Retype the listing below line for line, but only from the line with "Serialize everything readable" down to the line with "Convert this screenshot", inclusive. Pictures stay out.

— START Records to process —

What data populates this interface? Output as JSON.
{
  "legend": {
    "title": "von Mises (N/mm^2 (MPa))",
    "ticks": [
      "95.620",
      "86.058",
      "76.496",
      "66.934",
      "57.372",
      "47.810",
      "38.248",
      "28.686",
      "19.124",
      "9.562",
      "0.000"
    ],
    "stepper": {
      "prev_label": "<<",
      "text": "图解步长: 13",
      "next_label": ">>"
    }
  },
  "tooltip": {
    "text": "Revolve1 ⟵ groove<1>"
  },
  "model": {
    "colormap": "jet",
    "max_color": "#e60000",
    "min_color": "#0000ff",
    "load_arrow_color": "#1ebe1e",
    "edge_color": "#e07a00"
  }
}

— END Records to process —
— START Records to process —

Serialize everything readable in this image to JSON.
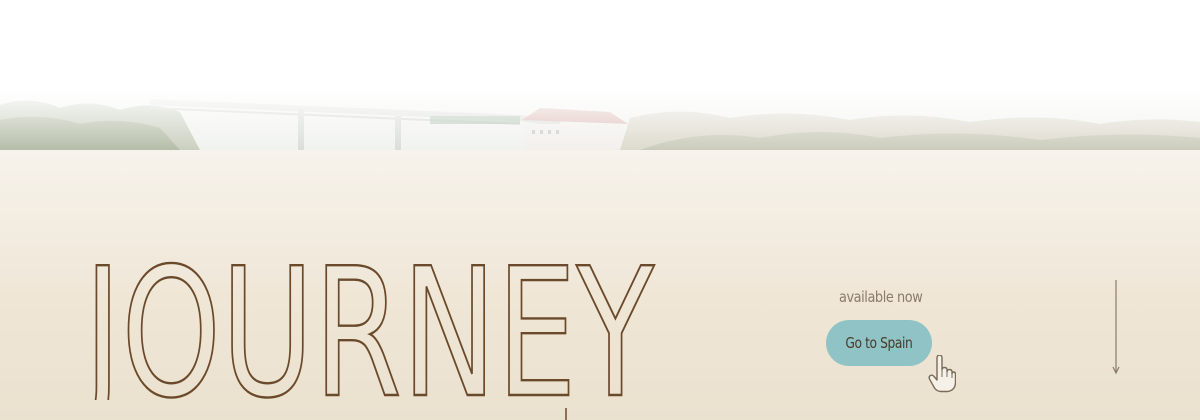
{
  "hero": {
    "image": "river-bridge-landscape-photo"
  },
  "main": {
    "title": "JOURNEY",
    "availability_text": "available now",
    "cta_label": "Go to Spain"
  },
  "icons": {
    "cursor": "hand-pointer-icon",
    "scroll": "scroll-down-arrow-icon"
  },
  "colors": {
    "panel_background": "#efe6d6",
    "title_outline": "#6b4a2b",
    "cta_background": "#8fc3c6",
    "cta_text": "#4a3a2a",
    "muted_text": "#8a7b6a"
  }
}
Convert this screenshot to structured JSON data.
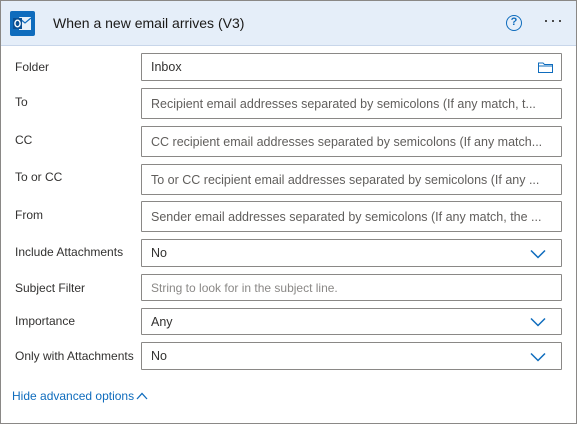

— END Records to process —

* [The result]:
Serialize everything readable in this image to JSON.
{
  "hero": {
    "image": "river-bridge-landscape-photo"
  },
  "main": {
    "title": "JOURNEY",
    "availability_text": "available now",
    "cta_label": "Go to Spain"
  },
  "icons": {
    "cursor": "hand-pointer-icon",
    "scroll": "scroll-down-arrow-icon"
  },
  "colors": {
    "panel_background": "#efe6d6",
    "title_outline": "#6b4a2b",
    "cta_background": "#8fc3c6",
    "cta_text": "#4a3a2a",
    "muted_text": "#8a7b6a"
  }
}
Convert this screenshot to structured JSON data.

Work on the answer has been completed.